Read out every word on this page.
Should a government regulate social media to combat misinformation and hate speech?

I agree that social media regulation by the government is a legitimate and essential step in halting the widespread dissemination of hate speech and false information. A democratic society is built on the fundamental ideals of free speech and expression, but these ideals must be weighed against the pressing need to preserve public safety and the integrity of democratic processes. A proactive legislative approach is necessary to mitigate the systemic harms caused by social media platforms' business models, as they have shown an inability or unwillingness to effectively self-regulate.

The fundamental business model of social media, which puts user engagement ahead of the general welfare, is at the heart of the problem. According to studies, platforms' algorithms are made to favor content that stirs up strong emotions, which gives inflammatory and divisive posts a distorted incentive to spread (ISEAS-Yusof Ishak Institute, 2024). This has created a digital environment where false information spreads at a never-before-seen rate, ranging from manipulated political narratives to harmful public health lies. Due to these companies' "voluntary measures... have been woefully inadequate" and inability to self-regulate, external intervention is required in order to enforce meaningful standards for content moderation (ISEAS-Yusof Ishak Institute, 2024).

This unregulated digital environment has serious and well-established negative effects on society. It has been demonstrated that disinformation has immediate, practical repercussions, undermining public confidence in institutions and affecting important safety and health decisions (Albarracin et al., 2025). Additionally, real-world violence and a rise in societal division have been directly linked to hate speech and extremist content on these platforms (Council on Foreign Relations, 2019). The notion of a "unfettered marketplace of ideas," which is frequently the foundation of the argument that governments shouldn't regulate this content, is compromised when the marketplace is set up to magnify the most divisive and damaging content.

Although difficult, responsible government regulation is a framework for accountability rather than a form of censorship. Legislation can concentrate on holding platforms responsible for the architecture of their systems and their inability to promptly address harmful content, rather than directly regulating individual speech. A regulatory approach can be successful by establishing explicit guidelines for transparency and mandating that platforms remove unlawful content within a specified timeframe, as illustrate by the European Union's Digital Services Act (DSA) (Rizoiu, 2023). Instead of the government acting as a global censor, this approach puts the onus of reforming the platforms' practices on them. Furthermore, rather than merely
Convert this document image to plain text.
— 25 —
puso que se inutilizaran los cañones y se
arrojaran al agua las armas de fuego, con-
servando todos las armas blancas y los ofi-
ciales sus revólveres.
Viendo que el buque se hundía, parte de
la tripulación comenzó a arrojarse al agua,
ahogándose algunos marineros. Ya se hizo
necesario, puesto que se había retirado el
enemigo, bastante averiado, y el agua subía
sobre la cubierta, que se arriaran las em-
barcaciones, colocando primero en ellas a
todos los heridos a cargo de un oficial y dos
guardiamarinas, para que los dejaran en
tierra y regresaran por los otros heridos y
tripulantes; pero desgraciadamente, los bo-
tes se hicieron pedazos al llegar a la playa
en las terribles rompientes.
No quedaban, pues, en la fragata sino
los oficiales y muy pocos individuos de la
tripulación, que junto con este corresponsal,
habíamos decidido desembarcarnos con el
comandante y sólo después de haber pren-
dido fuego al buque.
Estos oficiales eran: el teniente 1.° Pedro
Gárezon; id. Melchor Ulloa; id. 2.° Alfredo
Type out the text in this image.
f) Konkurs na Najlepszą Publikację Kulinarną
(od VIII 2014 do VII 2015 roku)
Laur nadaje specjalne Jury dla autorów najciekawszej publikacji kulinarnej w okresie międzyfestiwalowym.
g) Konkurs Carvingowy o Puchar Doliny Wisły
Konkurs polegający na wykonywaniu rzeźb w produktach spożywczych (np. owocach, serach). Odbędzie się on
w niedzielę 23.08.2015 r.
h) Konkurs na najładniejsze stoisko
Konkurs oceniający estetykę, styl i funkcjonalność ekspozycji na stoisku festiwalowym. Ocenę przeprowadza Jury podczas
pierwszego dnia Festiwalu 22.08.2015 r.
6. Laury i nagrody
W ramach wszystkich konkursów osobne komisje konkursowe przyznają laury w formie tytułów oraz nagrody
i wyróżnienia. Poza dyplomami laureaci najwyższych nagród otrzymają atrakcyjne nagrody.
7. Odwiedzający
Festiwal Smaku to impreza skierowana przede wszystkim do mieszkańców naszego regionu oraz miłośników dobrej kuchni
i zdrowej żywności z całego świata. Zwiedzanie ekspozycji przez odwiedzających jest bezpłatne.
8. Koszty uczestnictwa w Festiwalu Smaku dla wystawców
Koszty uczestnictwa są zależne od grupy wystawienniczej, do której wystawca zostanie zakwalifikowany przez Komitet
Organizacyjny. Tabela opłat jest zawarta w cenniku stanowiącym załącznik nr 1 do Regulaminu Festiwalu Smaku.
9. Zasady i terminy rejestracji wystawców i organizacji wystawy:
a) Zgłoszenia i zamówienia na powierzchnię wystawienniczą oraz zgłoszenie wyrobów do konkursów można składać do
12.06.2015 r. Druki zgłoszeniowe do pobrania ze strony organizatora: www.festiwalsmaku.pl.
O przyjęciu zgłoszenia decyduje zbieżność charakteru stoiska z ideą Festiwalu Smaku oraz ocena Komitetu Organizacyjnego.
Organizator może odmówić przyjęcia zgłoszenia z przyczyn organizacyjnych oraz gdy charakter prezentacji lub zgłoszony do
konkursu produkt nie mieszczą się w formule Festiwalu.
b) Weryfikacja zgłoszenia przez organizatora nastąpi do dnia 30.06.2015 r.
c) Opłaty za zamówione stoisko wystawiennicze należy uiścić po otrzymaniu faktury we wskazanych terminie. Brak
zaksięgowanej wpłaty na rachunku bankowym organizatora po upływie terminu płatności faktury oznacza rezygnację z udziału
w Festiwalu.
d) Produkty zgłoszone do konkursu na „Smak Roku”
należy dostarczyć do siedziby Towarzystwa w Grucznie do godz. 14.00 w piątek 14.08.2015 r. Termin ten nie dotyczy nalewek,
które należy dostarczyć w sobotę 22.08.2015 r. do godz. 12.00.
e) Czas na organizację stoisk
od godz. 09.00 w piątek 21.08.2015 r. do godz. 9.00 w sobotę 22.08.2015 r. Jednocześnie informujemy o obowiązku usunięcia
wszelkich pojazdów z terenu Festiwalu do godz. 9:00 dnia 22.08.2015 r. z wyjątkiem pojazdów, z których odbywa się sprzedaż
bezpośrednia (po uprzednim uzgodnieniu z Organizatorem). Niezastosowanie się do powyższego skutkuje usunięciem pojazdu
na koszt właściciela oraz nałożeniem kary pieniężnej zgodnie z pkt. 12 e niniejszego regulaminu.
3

* TO DO *
Count how many lines include the string "organizatora". Nothing but the number is needed.

* REPLY TO THE EXERCISE *
3